*** Page excerpt ***

During the season, 18 players made at least one competitive appearance for New Brompton. Harry Buckland and Alf Meager made the most, playing in all 15 games. Dickenson, Hutcheson, Dan Pellatt and A. Ashdown each missed one game. Webb and R. Read made the fewest appearances; each played his only match for New Brompton's first team during the season. Rule's 22 goals made him the team's top scorer; Hutcheson had the second highest total, with 13.

*** End of Page excerpt ***
*** Data ***

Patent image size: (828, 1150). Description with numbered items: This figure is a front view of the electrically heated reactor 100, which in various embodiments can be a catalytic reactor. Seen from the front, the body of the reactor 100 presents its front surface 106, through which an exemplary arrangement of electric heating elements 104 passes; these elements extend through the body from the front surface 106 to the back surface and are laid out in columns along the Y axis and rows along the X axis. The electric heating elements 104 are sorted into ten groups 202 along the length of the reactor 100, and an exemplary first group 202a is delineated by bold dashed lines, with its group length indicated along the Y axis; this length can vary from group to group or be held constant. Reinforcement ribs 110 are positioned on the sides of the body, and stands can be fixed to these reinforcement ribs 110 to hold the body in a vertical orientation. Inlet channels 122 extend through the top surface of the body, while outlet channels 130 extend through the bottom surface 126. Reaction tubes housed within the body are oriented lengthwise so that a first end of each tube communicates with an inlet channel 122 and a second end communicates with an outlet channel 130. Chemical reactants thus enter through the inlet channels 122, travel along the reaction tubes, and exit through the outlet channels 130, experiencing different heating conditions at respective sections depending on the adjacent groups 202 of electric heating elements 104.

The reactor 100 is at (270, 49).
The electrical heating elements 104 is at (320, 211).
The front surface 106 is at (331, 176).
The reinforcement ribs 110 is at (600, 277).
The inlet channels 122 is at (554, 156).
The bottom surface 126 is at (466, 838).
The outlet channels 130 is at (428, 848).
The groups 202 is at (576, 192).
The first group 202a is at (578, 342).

*** End of Data ***

:: Task instructions ::
- a) Rewrite the paragraph of the New Brompton excerpt that begins "During the season, 18 players" as a short list, keeping its main facts.
- b) Retype the part of the New Brompton excerpt starting at "During the season, 18" and ending at "total, with 13.".
The records have nothing to do with the text.

:: Task-by-task answers ::
- a)
- 18 players made at least one competitive appearance for New Brompton.
- Harry Buckland and Alf Meager played in all 15 games.
- Dickenson, Hutcheson, Dan Pellatt and A. Ashdown each missed one game.
- Webb and R. Read each played only one first-team match.
- Rule was top scorer with 22 goals, and Hutcheson was second with 13.

- b)
During the season, 18 players made at least one competitive appearance for New Brompton. Harry Buckland and Alf Meager made the most, playing in all 15 games. Dickenson, Hutcheson, Dan Pellatt and A. Ashdown each missed one game. Webb and R. Read made the fewest appearances; each played his only match for New Brompton's first team during the season. Rule's 22 goals made him the team's top scorer; Hutcheson had the second highest total, with 13.